*Written problem:* Copy every record word for word.
━━ Source records ━━
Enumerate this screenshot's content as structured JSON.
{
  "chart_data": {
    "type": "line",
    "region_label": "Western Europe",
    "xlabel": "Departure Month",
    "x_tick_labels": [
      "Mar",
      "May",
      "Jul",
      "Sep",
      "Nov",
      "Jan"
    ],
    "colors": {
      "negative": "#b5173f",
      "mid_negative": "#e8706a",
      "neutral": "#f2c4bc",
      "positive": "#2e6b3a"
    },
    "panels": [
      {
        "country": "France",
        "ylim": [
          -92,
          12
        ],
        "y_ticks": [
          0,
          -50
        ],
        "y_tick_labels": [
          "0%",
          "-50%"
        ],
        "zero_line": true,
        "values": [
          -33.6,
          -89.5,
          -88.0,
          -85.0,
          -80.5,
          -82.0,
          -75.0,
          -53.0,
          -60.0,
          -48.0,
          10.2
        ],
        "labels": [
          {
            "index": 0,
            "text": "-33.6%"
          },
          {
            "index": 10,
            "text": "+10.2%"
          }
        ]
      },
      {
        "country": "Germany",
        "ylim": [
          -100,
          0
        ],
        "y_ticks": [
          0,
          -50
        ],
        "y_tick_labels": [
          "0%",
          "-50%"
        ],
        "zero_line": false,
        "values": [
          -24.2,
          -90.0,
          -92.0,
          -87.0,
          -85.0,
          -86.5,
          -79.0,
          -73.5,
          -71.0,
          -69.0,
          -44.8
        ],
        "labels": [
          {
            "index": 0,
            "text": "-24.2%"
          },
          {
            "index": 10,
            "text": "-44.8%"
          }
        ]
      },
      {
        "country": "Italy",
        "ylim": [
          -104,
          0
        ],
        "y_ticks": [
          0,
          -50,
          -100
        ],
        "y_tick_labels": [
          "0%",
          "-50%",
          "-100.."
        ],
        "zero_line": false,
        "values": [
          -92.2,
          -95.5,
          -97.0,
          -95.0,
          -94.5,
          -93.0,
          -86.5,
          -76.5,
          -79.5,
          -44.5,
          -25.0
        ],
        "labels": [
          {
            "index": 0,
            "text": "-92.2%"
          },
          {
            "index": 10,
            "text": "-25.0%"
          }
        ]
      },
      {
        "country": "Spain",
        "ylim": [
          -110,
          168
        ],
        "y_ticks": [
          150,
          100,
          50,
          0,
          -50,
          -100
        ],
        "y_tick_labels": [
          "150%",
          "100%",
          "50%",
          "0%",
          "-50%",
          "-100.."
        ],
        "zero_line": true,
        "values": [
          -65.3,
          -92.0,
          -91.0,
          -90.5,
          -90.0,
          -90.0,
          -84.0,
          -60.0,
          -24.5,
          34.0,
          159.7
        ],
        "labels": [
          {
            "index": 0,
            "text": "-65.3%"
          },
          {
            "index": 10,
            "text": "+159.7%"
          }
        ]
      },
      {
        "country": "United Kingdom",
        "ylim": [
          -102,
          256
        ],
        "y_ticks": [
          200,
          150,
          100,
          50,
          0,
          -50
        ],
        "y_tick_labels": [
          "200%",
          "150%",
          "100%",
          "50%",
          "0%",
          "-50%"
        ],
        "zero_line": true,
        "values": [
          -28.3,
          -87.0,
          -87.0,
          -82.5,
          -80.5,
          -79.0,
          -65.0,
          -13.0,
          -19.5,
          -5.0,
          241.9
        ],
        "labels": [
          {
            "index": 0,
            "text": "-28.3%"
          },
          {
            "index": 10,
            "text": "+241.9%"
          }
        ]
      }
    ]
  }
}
━━━
*Written response:*
Enumerate this screenshot's content as structured JSON.
{
  "chart_data": {
    "type": "line",
    "region_label": "Western Europe",
    "xlabel": "Departure Month",
    "x_tick_labels": [
      "Mar",
      "May",
      "Jul",
      "Sep",
      "Nov",
      "Jan"
    ],
    "colors": {
      "negative": "#b5173f",
      "mid_negative": "#e8706a",
      "neutral": "#f2c4bc",
      "positive": "#2e6b3a"
    },
    "panels": [
      {
        "country": "France",
        "ylim": [
          -92,
          12
        ],
        "y_ticks": [
          0,
          -50
        ],
        "y_tick_labels": [
          "0%",
          "-50%"
        ],
        "zero_line": true,
        "values": [
          -33.6,
          -89.5,
          -88.0,
          -85.0,
          -80.5,
          -82.0,
          -75.0,
          -53.0,
          -60.0,
          -48.0,
          10.2
        ],
        "labels": [
          {
            "index": 0,
            "text": "-33.6%"
          },
          {
            "index": 10,
            "text": "+10.2%"
          }
        ]
      },
      {
        "country": "Germany",
        "ylim": [
          -100,
          0
        ],
        "y_ticks": [
          0,
          -50
        ],
        "y_tick_labels": [
          "0%",
          "-50%"
        ],
        "zero_line": false,
        "values": [
          -24.2,
          -90.0,
          -92.0,
          -87.0,
          -85.0,
          -86.5,
          -79.0,
          -73.5,
          -71.0,
          -69.0,
          -44.8
        ],
        "labels": [
          {
            "index": 0,
            "text": "-24.2%"
          },
          {
            "index": 10,
            "text": "-44.8%"
          }
        ]
      },
      {
        "country": "Italy",
        "ylim": [
          -104,
          0
        ],
        "y_ticks": [
          0,
          -50,
          -100
        ],
        "y_tick_labels": [
          "0%",
          "-50%",
          "-100.."
        ],
        "zero_line": false,
        "values": [
          -92.2,
          -95.5,
          -97.0,
          -95.0,
          -94.5,
          -93.0,
          -86.5,
          -76.5,
          -79.5,
          -44.5,
          -25.0
        ],
        "labels": [
          {
            "index": 0,
            "text": "-92.2%"
          },
          {
            "index": 10,
            "text": "-25.0%"
          }
        ]
      },
      {
        "country": "Spain",
        "ylim": [
          -110,
          168
        ],
        "y_ticks": [
          150,
          100,
          50,
          0,
          -50,
          -100
        ],
        "y_tick_labels": [
          "150%",
          "100%",
          "50%",
          "0%",
          "-50%",
          "-100.."
        ],
        "zero_line": true,
        "values": [
          -65.3,
          -92.0,
          -91.0,
          -90.5,
          -90.0,
          -90.0,
          -84.0,
          -60.0,
          -24.5,
          34.0,
          159.7
        ],
        "labels": [
          {
            "index": 0,
            "text": "-65.3%"
          },
          {
            "index": 10,
            "text": "+159.7%"
          }
        ]
      },
      {
        "country": "United Kingdom",
        "ylim": [
          -102,
          256
        ],
        "y_ticks": [
          200,
          150,
          100,
          50,
          0,
          -50
        ],
        "y_tick_labels": [
          "200%",
          "150%",
          "100%",
          "50%",
          "0%",
          "-50%"
        ],
        "zero_line": true,
        "values": [
          -28.3,
          -87.0,
          -87.0,
          -82.5,
          -80.5,
          -79.0,
          -65.0,
          -13.0,
          -19.5,
          -5.0,
          241.9
        ],
        "labels": [
          {
            "index": 0,
            "text": "-28.3%"
          },
          {
            "index": 10,
            "text": "+241.9%"
          }
        ]
      }
    ]
  }
}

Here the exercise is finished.